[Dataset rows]
______

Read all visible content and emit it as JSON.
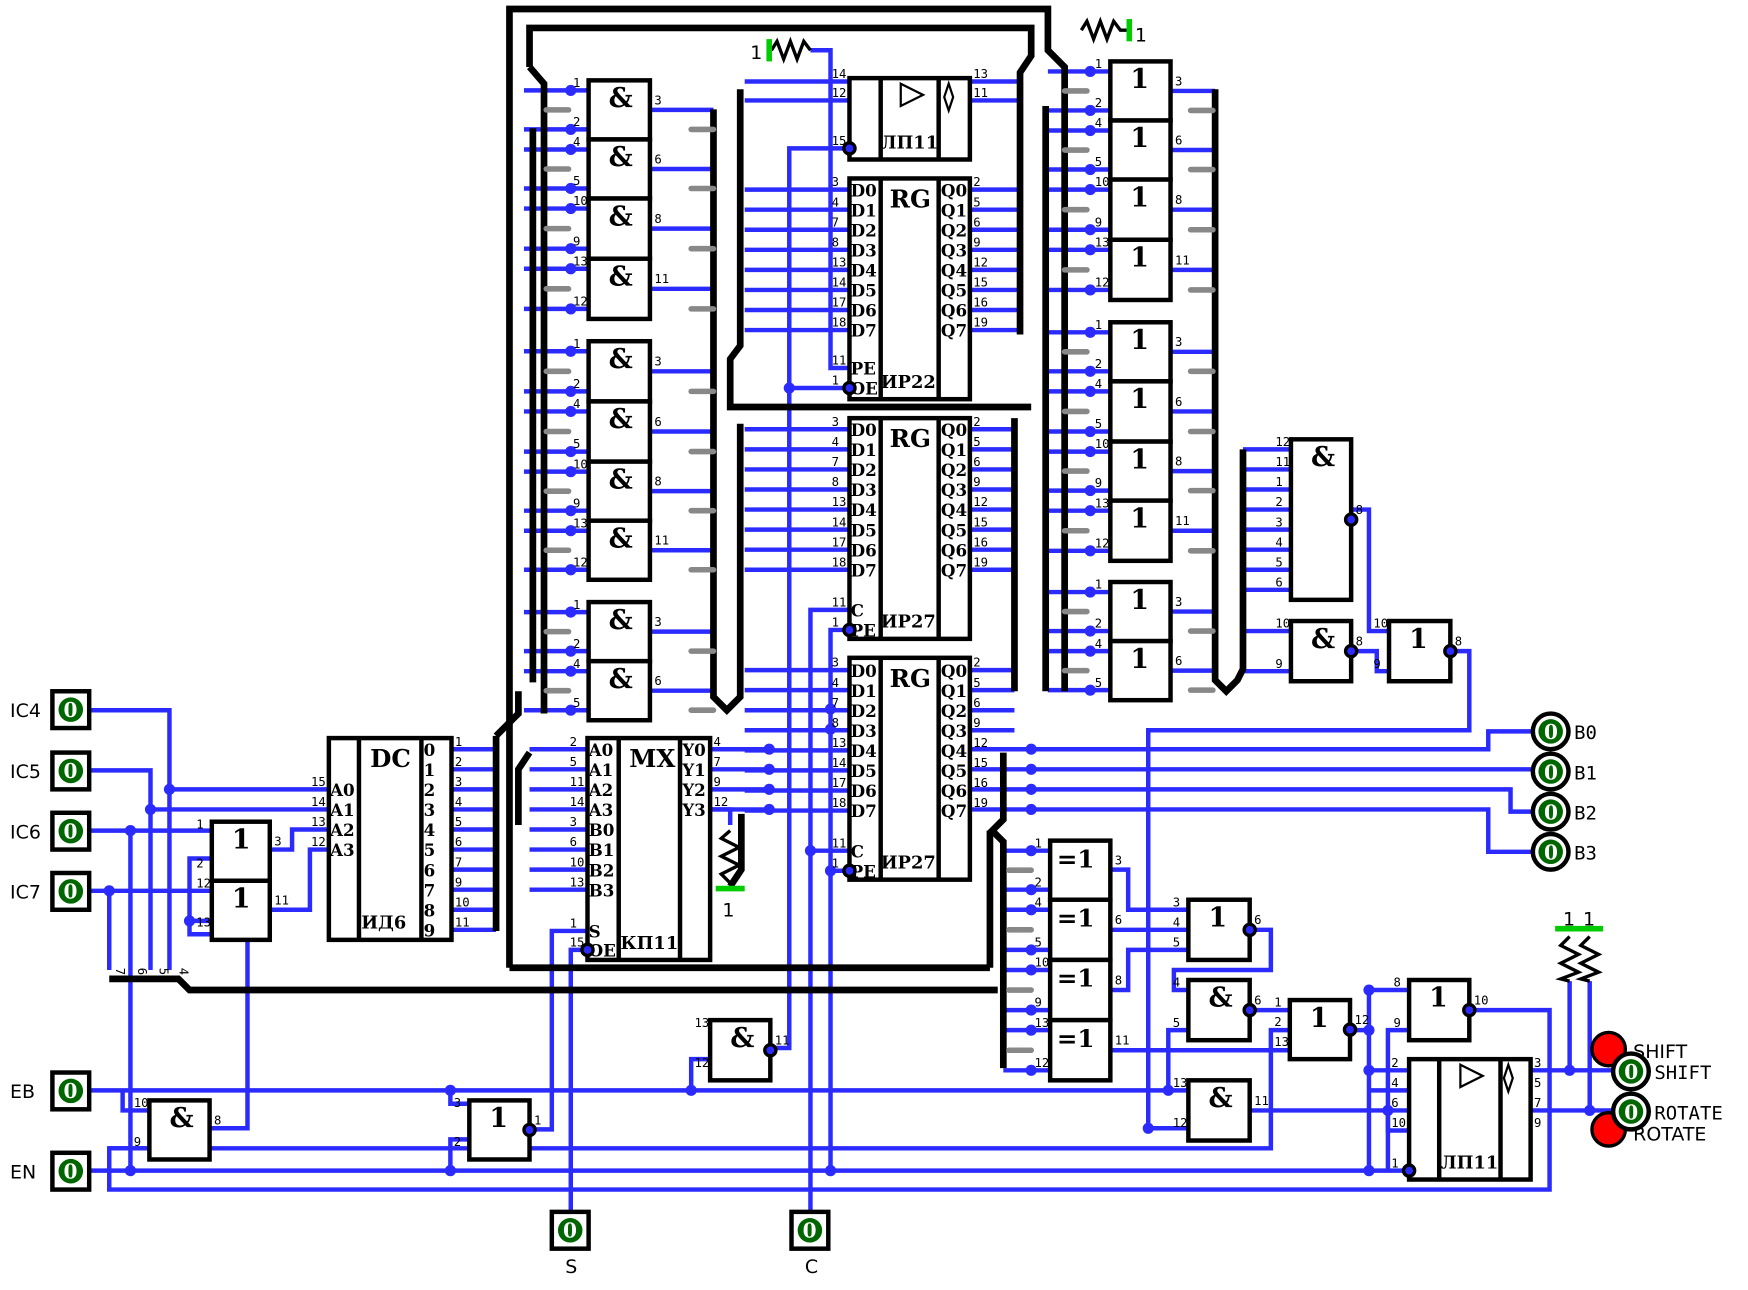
{
  "colors": {
    "wire": "#2b2bff",
    "bus": "#000000",
    "tap": "#888888",
    "indicator": "#006600",
    "led": "#ff0000",
    "power": "#00cc00"
  },
  "inputs": [
    {
      "label": "IC4",
      "value": "0"
    },
    {
      "label": "IC5",
      "value": "0"
    },
    {
      "label": "IC6",
      "value": "0"
    },
    {
      "label": "IC7",
      "value": "0"
    },
    {
      "label": "EB",
      "value": "0"
    },
    {
      "label": "EN",
      "value": "0"
    },
    {
      "label": "S",
      "value": "0"
    },
    {
      "label": "C",
      "value": "0"
    }
  ],
  "outputs": [
    {
      "label": "B0",
      "value": "0"
    },
    {
      "label": "B1",
      "value": "0"
    },
    {
      "label": "B2",
      "value": "0"
    },
    {
      "label": "B3",
      "value": "0"
    },
    {
      "label": "SHIFT",
      "value": "0"
    },
    {
      "label": "ROTATE",
      "value": "0"
    }
  ],
  "leds": [
    {
      "label": "SHIFT",
      "state": "on"
    },
    {
      "label": "ROTATE",
      "state": "on"
    }
  ],
  "resistors": [
    {
      "value": "1"
    },
    {
      "value": "1"
    },
    {
      "value": "1"
    },
    {
      "value": "1"
    },
    {
      "value": "1"
    }
  ],
  "bus_taps_left": [
    "4",
    "5",
    "6",
    "7"
  ],
  "chips": {
    "dc": {
      "title": "DC",
      "name": "ИД6",
      "in_labels": [
        "A0",
        "A1",
        "A2",
        "A3"
      ],
      "in_pins": [
        "15",
        "14",
        "13",
        "12"
      ],
      "out_labels": [
        "0",
        "1",
        "2",
        "3",
        "4",
        "5",
        "6",
        "7",
        "8",
        "9"
      ],
      "out_pins": [
        "1",
        "2",
        "3",
        "4",
        "5",
        "6",
        "7",
        "9",
        "10",
        "11"
      ]
    },
    "mx": {
      "title": "MX",
      "name": "КП11",
      "in_labels": [
        "A0",
        "A1",
        "A2",
        "A3",
        "B0",
        "B1",
        "B2",
        "B3",
        "S",
        "OE"
      ],
      "in_pins": [
        "2",
        "5",
        "11",
        "14",
        "3",
        "6",
        "10",
        "13",
        "1",
        "15"
      ],
      "out_labels": [
        "Y0",
        "Y1",
        "Y2",
        "Y3"
      ],
      "out_pins": [
        "4",
        "7",
        "9",
        "12"
      ]
    },
    "rg1": {
      "title": "RG",
      "name": "ИР22",
      "in_labels": [
        "D0",
        "D1",
        "D2",
        "D3",
        "D4",
        "D5",
        "D6",
        "D7",
        "PE",
        "OE"
      ],
      "in_pins": [
        "3",
        "4",
        "7",
        "8",
        "13",
        "14",
        "17",
        "18",
        "11",
        "1"
      ],
      "out_labels": [
        "Q0",
        "Q1",
        "Q2",
        "Q3",
        "Q4",
        "Q5",
        "Q6",
        "Q7"
      ],
      "out_pins": [
        "2",
        "5",
        "6",
        "9",
        "12",
        "15",
        "16",
        "19"
      ]
    },
    "rg2": {
      "title": "RG",
      "name": "ИР27",
      "in_labels": [
        "D0",
        "D1",
        "D2",
        "D3",
        "D4",
        "D5",
        "D6",
        "D7",
        "C",
        "PE"
      ],
      "in_pins": [
        "3",
        "4",
        "7",
        "8",
        "13",
        "14",
        "17",
        "18",
        "11",
        "1"
      ],
      "out_labels": [
        "Q0",
        "Q1",
        "Q2",
        "Q3",
        "Q4",
        "Q5",
        "Q6",
        "Q7"
      ],
      "out_pins": [
        "2",
        "5",
        "6",
        "9",
        "12",
        "15",
        "16",
        "19"
      ]
    },
    "rg3": {
      "title": "RG",
      "name": "ИР27",
      "in_labels": [
        "D0",
        "D1",
        "D2",
        "D3",
        "D4",
        "D5",
        "D6",
        "D7",
        "C",
        "PE"
      ],
      "in_pins": [
        "3",
        "4",
        "7",
        "8",
        "13",
        "14",
        "17",
        "18",
        "11",
        "1"
      ],
      "out_labels": [
        "Q0",
        "Q1",
        "Q2",
        "Q3",
        "Q4",
        "Q5",
        "Q6",
        "Q7"
      ],
      "out_pins": [
        "2",
        "5",
        "6",
        "9",
        "12",
        "15",
        "16",
        "19"
      ]
    },
    "lp_top": {
      "name": "ЛП11",
      "in_pins": [
        "14",
        "12",
        "15"
      ],
      "out_pins": [
        "13",
        "11"
      ]
    },
    "lp_bottom": {
      "name": "ЛП11",
      "in_pins": [
        "2",
        "4",
        "6",
        "10",
        "1"
      ],
      "out_pins": [
        "3",
        "5",
        "7",
        "9"
      ]
    }
  },
  "gates": [
    {
      "symbol": "&",
      "pins": [
        "1",
        "2",
        "3"
      ]
    },
    {
      "symbol": "&",
      "pins": [
        "4",
        "5",
        "6"
      ]
    },
    {
      "symbol": "&",
      "pins": [
        "10",
        "9",
        "8"
      ]
    },
    {
      "symbol": "&",
      "pins": [
        "13",
        "12",
        "11"
      ]
    },
    {
      "symbol": "&",
      "pins": [
        "1",
        "2",
        "3"
      ]
    },
    {
      "symbol": "&",
      "pins": [
        "4",
        "5",
        "6"
      ]
    },
    {
      "symbol": "&",
      "pins": [
        "10",
        "9",
        "8"
      ]
    },
    {
      "symbol": "&",
      "pins": [
        "13",
        "12",
        "11"
      ]
    },
    {
      "symbol": "&",
      "pins": [
        "1",
        "2",
        "3"
      ]
    },
    {
      "symbol": "&",
      "pins": [
        "4",
        "5",
        "6"
      ]
    },
    {
      "symbol": "1",
      "pins": [
        "1",
        "2",
        "3"
      ]
    },
    {
      "symbol": "1",
      "pins": [
        "4",
        "5",
        "6"
      ]
    },
    {
      "symbol": "1",
      "pins": [
        "10",
        "9",
        "8"
      ]
    },
    {
      "symbol": "1",
      "pins": [
        "13",
        "12",
        "11"
      ]
    },
    {
      "symbol": "1",
      "pins": [
        "1",
        "2",
        "3"
      ]
    },
    {
      "symbol": "1",
      "pins": [
        "4",
        "5",
        "6"
      ]
    },
    {
      "symbol": "1",
      "pins": [
        "10",
        "9",
        "8"
      ]
    },
    {
      "symbol": "1",
      "pins": [
        "13",
        "12",
        "11"
      ]
    },
    {
      "symbol": "1",
      "pins": [
        "1",
        "2",
        "3"
      ]
    },
    {
      "symbol": "1",
      "pins": [
        "4",
        "5",
        "6"
      ]
    },
    {
      "symbol": "=1",
      "pins": [
        "1",
        "2",
        "3"
      ]
    },
    {
      "symbol": "=1",
      "pins": [
        "4",
        "5",
        "6"
      ]
    },
    {
      "symbol": "=1",
      "pins": [
        "10",
        "9",
        "8"
      ]
    },
    {
      "symbol": "=1",
      "pins": [
        "13",
        "12",
        "11"
      ]
    },
    {
      "symbol": "1",
      "pins": [
        "1",
        "2",
        "3"
      ]
    },
    {
      "symbol": "1",
      "pins": [
        "12",
        "13",
        "11"
      ]
    },
    {
      "symbol": "&",
      "pins": [
        "10",
        "9",
        "8"
      ]
    },
    {
      "symbol": "1",
      "pins": [
        "3",
        "2",
        "1"
      ]
    },
    {
      "symbol": "&",
      "pins": [
        "13",
        "12",
        "11"
      ]
    },
    {
      "symbol": "1",
      "pins": [
        "3",
        "4",
        "5",
        "6"
      ]
    },
    {
      "symbol": "&",
      "pins": [
        "4",
        "5",
        "6"
      ]
    },
    {
      "symbol": "1",
      "pins": [
        "1",
        "2",
        "13",
        "12"
      ]
    },
    {
      "symbol": "&",
      "pins": [
        "13",
        "12",
        "11"
      ]
    },
    {
      "symbol": "&",
      "pins": [
        "12",
        "11",
        "1",
        "2",
        "3",
        "4",
        "5",
        "6",
        "8"
      ]
    },
    {
      "symbol": "&",
      "pins": [
        "10",
        "9",
        "8"
      ]
    },
    {
      "symbol": "1",
      "pins": [
        "10",
        "9",
        "8"
      ]
    },
    {
      "symbol": "1",
      "pins": [
        "8",
        "9",
        "10"
      ]
    }
  ]
}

______

▸ Stated problem
Search the data above for the string "name" and copy each line that has it.

▸ Right answer
      "name": "ИД6",
      "name": "КП11",
      "name": "ИР22",
      "name": "ИР27",
      "name": "ИР27",
      "name": "ЛП11",
      "name": "ЛП11",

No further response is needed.